Recorded data:
-=-=-
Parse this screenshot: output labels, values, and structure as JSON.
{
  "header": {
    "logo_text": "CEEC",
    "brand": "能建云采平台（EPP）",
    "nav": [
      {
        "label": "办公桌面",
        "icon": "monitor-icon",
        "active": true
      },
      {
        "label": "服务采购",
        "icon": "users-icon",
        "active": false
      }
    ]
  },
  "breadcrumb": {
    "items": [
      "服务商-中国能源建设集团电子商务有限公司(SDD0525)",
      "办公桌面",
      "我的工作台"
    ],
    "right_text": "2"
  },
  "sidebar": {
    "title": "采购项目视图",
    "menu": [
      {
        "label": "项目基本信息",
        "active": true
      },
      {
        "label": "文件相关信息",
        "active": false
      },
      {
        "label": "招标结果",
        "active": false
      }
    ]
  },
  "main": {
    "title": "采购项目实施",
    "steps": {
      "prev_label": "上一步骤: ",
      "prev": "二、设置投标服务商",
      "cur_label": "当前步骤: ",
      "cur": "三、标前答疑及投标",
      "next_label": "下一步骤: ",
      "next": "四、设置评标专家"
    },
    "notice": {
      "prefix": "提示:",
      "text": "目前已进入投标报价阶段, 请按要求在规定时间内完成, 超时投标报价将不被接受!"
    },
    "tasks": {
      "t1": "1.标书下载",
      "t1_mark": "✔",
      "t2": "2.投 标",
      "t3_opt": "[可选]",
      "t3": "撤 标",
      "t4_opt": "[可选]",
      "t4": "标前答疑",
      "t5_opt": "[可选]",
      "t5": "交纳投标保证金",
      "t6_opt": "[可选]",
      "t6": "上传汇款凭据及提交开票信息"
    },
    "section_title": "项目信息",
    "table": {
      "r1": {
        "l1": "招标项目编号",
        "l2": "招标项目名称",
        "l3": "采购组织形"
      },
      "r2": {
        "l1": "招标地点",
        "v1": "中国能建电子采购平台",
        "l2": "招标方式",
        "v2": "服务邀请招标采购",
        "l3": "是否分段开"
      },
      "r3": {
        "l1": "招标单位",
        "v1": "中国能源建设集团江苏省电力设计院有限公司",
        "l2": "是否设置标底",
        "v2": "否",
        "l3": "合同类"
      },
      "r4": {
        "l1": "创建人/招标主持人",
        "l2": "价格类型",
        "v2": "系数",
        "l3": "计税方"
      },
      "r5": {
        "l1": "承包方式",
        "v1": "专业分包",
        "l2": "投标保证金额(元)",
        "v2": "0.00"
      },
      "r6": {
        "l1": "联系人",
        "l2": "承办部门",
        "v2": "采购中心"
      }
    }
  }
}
-=-=-
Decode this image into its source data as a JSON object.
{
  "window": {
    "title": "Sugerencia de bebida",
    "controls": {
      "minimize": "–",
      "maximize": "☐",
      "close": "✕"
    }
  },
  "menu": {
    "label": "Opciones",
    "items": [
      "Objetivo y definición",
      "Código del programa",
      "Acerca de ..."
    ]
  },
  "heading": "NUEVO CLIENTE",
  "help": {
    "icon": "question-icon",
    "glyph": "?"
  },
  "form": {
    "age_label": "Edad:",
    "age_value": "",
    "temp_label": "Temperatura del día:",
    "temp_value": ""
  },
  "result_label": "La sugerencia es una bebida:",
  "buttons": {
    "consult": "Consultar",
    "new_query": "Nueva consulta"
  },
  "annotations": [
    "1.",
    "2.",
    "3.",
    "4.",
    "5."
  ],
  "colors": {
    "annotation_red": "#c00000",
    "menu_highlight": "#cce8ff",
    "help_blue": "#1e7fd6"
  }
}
-=-=-
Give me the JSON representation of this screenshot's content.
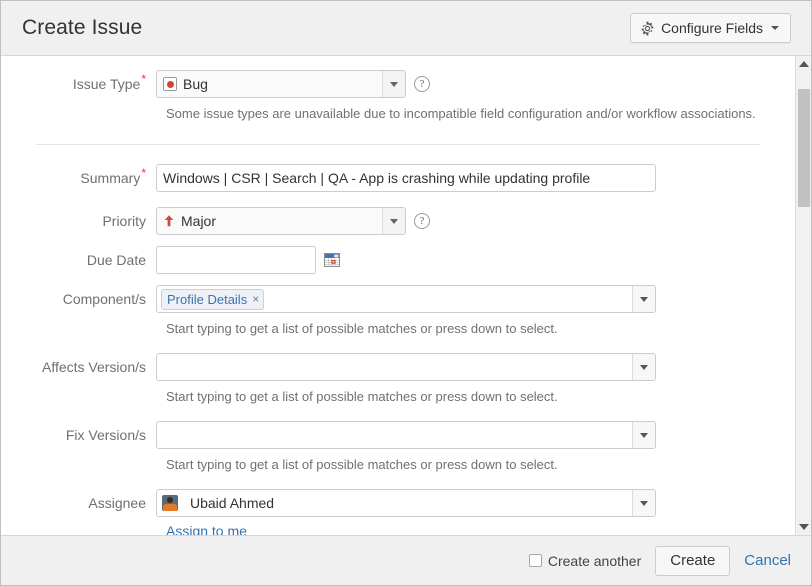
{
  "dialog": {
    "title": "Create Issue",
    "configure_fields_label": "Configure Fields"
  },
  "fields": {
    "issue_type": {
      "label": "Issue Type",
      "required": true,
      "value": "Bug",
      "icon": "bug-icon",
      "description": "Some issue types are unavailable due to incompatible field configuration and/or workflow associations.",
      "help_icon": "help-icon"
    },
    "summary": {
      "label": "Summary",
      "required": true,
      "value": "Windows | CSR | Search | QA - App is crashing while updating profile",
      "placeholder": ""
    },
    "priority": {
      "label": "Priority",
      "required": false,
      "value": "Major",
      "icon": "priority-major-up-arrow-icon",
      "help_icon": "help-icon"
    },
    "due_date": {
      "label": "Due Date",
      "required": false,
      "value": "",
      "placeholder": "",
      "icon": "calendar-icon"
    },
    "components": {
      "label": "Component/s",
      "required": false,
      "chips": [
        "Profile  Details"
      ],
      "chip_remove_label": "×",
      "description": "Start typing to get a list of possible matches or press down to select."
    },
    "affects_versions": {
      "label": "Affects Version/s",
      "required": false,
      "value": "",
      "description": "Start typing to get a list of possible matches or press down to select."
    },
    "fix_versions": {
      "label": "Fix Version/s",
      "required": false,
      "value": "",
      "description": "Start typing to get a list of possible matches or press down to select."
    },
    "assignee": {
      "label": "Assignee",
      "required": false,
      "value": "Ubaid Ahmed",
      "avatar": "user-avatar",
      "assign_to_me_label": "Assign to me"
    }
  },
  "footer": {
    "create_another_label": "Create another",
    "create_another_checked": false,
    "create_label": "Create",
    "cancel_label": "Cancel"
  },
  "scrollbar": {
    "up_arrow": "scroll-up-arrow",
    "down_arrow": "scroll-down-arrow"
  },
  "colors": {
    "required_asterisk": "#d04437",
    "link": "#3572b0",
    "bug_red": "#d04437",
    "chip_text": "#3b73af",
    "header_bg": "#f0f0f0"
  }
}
-=-=-
Given exercise: Extract from the material all lines containing the string "arrow".

Worked solution:
      "icon": "priority-major-up-arrow-icon",
    "up_arrow": "scroll-up-arrow",
    "down_arrow": "scroll-down-arrow"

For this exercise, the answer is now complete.